** START OF Provided records **

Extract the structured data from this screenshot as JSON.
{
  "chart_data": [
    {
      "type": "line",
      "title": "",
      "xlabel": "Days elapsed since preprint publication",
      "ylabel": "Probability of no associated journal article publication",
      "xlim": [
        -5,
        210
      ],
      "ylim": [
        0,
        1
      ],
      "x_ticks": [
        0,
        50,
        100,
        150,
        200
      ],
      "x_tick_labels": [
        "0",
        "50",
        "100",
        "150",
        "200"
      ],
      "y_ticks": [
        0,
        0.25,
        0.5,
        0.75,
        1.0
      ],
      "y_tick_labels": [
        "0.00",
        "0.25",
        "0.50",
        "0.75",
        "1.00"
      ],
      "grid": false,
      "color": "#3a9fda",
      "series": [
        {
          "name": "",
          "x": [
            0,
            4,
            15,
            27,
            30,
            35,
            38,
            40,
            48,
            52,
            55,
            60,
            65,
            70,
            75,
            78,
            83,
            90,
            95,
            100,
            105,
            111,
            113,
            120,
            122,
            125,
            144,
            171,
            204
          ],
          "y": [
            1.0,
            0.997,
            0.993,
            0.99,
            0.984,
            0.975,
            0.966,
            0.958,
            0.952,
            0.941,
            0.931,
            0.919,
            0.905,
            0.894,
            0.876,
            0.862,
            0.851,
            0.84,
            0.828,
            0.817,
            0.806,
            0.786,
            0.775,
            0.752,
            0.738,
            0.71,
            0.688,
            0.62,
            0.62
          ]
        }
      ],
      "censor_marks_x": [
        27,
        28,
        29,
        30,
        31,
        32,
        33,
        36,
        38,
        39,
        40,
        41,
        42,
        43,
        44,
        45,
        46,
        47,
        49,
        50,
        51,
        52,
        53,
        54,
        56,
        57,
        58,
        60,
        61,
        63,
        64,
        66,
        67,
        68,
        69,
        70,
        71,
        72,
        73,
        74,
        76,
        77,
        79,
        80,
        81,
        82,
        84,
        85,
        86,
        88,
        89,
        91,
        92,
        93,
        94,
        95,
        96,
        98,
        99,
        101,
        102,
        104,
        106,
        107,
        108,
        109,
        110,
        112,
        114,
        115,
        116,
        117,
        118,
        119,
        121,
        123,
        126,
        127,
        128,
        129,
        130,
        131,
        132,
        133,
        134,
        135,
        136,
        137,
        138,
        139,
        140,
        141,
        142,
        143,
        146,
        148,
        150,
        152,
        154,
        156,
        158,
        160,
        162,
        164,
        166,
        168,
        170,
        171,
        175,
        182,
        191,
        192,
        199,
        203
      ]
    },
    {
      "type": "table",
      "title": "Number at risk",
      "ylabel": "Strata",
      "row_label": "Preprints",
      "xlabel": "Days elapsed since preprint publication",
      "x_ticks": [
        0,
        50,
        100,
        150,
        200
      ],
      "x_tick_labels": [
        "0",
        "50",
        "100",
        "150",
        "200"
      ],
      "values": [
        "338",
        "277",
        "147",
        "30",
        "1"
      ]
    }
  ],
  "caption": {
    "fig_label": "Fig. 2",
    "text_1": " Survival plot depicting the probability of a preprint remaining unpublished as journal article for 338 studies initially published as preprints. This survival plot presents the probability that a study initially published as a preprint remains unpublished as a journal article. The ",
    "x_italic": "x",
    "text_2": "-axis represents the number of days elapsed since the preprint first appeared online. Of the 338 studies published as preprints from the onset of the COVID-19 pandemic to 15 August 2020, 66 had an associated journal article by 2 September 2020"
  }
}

** END OF Provided records **

To do |
Type out the whole listing above again, exactly as it stands.

Correct answer |
Extract the structured data from this screenshot as JSON.
{
  "chart_data": [
    {
      "type": "line",
      "title": "",
      "xlabel": "Days elapsed since preprint publication",
      "ylabel": "Probability of no associated journal article publication",
      "xlim": [
        -5,
        210
      ],
      "ylim": [
        0,
        1
      ],
      "x_ticks": [
        0,
        50,
        100,
        150,
        200
      ],
      "x_tick_labels": [
        "0",
        "50",
        "100",
        "150",
        "200"
      ],
      "y_ticks": [
        0,
        0.25,
        0.5,
        0.75,
        1.0
      ],
      "y_tick_labels": [
        "0.00",
        "0.25",
        "0.50",
        "0.75",
        "1.00"
      ],
      "grid": false,
      "color": "#3a9fda",
      "series": [
        {
          "name": "",
          "x": [
            0,
            4,
            15,
            27,
            30,
            35,
            38,
            40,
            48,
            52,
            55,
            60,
            65,
            70,
            75,
            78,
            83,
            90,
            95,
            100,
            105,
            111,
            113,
            120,
            122,
            125,
            144,
            171,
            204
          ],
          "y": [
            1.0,
            0.997,
            0.993,
            0.99,
            0.984,
            0.975,
            0.966,
            0.958,
            0.952,
            0.941,
            0.931,
            0.919,
            0.905,
            0.894,
            0.876,
            0.862,
            0.851,
            0.84,
            0.828,
            0.817,
            0.806,
            0.786,
            0.775,
            0.752,
            0.738,
            0.71,
            0.688,
            0.62,
            0.62
          ]
        }
      ],
      "censor_marks_x": [
        27,
        28,
        29,
        30,
        31,
        32,
        33,
        36,
        38,
        39,
        40,
        41,
        42,
        43,
        44,
        45,
        46,
        47,
        49,
        50,
        51,
        52,
        53,
        54,
        56,
        57,
        58,
        60,
        61,
        63,
        64,
        66,
        67,
        68,
        69,
        70,
        71,
        72,
        73,
        74,
        76,
        77,
        79,
        80,
        81,
        82,
        84,
        85,
        86,
        88,
        89,
        91,
        92,
        93,
        94,
        95,
        96,
        98,
        99,
        101,
        102,
        104,
        106,
        107,
        108,
        109,
        110,
        112,
        114,
        115,
        116,
        117,
        118,
        119,
        121,
        123,
        126,
        127,
        128,
        129,
        130,
        131,
        132,
        133,
        134,
        135,
        136,
        137,
        138,
        139,
        140,
        141,
        142,
        143,
        146,
        148,
        150,
        152,
        154,
        156,
        158,
        160,
        162,
        164,
        166,
        168,
        170,
        171,
        175,
        182,
        191,
        192,
        199,
        203
      ]
    },
    {
      "type": "table",
      "title": "Number at risk",
      "ylabel": "Strata",
      "row_label": "Preprints",
      "xlabel": "Days elapsed since preprint publication",
      "x_ticks": [
        0,
        50,
        100,
        150,
        200
      ],
      "x_tick_labels": [
        "0",
        "50",
        "100",
        "150",
        "200"
      ],
      "values": [
        "338",
        "277",
        "147",
        "30",
        "1"
      ]
    }
  ],
  "caption": {
    "fig_label": "Fig. 2",
    "text_1": " Survival plot depicting the probability of a preprint remaining unpublished as journal article for 338 studies initially published as preprints. This survival plot presents the probability that a study initially published as a preprint remains unpublished as a journal article. The ",
    "x_italic": "x",
    "text_2": "-axis represents the number of days elapsed since the preprint first appeared online. Of the 338 studies published as preprints from the onset of the COVID-19 pandemic to 15 August 2020, 66 had an associated journal article by 2 September 2020"
  }
}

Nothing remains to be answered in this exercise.